• _Dataset entries on figures_
-- -- --

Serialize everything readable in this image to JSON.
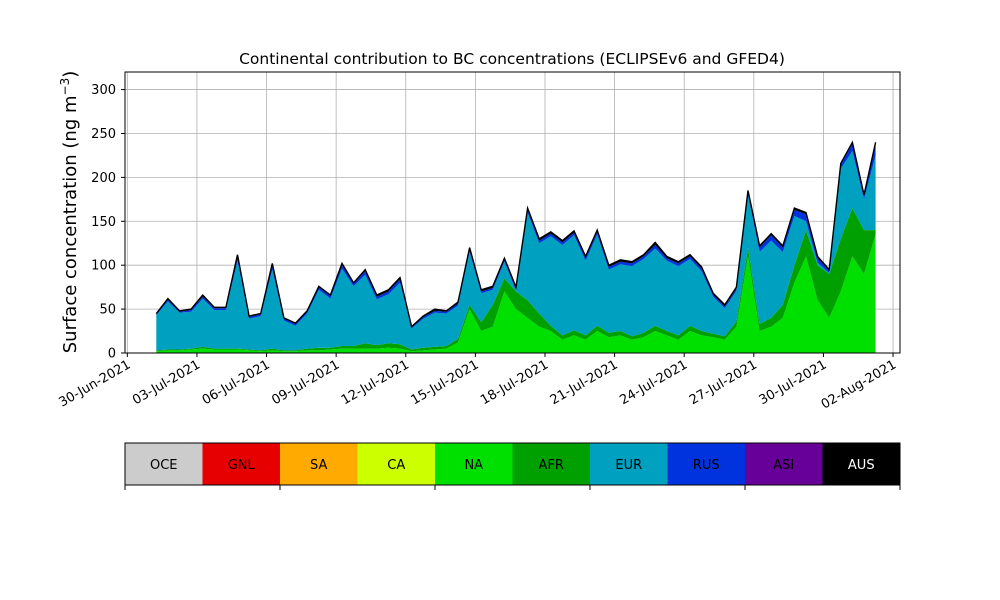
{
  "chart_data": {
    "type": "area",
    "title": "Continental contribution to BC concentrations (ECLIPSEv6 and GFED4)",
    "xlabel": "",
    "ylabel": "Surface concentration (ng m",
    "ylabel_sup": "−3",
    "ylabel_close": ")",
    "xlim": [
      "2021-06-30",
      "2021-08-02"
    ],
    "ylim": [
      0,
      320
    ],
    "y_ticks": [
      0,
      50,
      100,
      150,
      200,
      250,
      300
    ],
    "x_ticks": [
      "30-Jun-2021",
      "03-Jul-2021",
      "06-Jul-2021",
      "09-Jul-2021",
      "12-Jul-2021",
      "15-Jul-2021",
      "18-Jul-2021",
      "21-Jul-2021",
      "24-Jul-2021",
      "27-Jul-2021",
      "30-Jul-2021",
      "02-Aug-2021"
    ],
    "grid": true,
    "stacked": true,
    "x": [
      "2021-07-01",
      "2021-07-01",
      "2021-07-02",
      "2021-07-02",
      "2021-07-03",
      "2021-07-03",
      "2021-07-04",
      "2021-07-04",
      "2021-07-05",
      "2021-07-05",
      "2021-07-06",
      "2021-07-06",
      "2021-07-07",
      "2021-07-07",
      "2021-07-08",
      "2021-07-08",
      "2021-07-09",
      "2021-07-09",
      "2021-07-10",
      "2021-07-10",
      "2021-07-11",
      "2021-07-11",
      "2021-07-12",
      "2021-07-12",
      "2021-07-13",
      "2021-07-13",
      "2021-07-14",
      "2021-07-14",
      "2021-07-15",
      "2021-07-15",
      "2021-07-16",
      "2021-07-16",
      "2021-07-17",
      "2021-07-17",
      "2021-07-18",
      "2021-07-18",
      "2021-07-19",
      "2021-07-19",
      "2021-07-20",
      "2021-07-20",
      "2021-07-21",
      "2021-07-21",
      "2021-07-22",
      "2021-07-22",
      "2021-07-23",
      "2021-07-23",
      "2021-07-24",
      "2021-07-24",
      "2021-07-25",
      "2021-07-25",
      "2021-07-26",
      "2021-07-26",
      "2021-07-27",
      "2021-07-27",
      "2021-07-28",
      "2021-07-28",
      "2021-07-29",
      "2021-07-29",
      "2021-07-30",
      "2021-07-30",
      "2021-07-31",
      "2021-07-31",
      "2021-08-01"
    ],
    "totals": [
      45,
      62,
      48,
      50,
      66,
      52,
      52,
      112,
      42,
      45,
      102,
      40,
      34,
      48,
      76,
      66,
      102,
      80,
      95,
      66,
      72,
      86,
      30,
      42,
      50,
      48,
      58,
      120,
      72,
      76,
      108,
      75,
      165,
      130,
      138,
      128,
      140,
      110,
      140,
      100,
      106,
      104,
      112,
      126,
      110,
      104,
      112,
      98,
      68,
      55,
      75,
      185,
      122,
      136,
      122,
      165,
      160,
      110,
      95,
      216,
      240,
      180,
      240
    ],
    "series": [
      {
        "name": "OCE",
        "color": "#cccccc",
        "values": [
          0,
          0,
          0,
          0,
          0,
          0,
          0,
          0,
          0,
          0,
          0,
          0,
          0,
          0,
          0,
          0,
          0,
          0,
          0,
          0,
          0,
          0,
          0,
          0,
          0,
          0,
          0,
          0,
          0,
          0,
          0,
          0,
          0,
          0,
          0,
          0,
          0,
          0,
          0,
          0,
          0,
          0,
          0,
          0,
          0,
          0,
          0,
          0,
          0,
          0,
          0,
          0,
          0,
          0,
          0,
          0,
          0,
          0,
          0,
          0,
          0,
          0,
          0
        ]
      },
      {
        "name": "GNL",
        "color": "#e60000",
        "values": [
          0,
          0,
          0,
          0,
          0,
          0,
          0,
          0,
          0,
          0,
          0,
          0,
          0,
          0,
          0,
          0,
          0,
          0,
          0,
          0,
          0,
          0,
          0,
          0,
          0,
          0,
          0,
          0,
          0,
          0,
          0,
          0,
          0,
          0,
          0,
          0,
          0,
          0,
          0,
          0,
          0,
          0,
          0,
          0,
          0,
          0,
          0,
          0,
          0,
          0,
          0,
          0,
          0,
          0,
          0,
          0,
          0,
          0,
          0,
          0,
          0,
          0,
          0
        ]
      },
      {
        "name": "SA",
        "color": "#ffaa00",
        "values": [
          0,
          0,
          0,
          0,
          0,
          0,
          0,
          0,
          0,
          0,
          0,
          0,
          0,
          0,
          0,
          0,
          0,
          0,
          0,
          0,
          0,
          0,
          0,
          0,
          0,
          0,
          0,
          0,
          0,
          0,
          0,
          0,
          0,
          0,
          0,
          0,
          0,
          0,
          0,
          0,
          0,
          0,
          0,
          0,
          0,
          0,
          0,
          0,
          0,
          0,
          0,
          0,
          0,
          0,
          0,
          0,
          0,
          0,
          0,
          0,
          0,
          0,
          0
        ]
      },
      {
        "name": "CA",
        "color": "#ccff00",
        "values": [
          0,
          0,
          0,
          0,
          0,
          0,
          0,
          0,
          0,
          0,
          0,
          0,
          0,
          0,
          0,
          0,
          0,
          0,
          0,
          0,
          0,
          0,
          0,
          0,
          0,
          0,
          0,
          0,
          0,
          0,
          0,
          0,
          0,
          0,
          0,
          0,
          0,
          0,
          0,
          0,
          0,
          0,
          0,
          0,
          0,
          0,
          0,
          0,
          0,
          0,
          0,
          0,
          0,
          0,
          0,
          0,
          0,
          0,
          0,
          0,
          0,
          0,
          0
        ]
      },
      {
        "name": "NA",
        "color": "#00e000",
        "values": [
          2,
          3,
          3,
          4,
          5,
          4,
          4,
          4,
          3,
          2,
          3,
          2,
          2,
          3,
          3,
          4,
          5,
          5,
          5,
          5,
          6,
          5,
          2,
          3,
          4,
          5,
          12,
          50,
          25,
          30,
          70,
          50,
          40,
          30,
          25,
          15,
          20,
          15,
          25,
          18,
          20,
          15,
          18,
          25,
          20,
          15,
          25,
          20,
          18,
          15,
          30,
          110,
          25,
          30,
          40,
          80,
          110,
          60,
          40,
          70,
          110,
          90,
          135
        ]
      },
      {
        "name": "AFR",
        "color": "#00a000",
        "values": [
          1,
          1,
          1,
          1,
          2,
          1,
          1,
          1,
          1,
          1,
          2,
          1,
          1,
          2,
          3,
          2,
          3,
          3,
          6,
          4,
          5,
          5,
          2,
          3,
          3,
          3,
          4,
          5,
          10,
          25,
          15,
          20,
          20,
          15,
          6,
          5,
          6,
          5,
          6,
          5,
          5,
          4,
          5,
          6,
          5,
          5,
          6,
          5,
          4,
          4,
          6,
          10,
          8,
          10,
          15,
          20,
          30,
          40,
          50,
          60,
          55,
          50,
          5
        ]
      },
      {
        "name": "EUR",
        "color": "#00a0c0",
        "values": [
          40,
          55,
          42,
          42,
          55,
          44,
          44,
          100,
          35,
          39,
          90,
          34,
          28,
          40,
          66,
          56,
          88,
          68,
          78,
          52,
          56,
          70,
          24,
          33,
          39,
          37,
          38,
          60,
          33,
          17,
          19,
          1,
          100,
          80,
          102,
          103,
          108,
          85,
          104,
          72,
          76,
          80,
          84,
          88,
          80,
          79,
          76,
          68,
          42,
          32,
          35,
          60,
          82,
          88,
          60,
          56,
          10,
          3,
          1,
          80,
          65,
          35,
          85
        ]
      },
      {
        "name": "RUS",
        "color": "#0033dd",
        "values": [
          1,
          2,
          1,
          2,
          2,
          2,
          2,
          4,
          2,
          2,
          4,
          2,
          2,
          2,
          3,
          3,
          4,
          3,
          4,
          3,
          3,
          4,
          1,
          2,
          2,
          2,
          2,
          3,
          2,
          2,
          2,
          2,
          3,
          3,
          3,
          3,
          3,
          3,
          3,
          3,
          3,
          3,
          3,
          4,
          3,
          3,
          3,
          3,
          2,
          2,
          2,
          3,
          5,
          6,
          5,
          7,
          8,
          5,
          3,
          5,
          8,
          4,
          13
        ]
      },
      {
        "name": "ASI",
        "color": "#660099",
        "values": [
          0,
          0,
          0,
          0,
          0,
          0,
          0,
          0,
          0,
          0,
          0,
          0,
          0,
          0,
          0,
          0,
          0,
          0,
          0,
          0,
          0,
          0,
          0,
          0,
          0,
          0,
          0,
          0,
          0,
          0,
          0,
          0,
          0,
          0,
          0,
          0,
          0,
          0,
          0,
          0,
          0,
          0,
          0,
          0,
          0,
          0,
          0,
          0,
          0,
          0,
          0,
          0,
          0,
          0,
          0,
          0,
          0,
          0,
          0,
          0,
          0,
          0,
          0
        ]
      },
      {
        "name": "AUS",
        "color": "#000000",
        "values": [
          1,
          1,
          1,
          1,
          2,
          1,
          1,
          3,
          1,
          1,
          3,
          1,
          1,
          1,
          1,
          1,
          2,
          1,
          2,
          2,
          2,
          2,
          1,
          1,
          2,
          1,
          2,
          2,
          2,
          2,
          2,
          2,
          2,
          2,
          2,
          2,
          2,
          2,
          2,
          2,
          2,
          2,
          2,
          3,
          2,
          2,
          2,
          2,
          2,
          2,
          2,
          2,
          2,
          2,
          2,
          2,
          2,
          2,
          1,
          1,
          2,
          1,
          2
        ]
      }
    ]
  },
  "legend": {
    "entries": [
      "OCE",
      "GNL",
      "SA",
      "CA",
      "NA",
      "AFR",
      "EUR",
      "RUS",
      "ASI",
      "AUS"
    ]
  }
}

-- -- --

Go through the records above and copy every line with the word "color".

• _THE SOLUTION_
        "color": "#cccccc",
        "color": "#e60000",
        "color": "#ffaa00",
        "color": "#ccff00",
        "color": "#00e000",
        "color": "#00a000",
        "color": "#00a0c0",
        "color": "#0033dd",
        "color": "#660099",
        "color": "#000000",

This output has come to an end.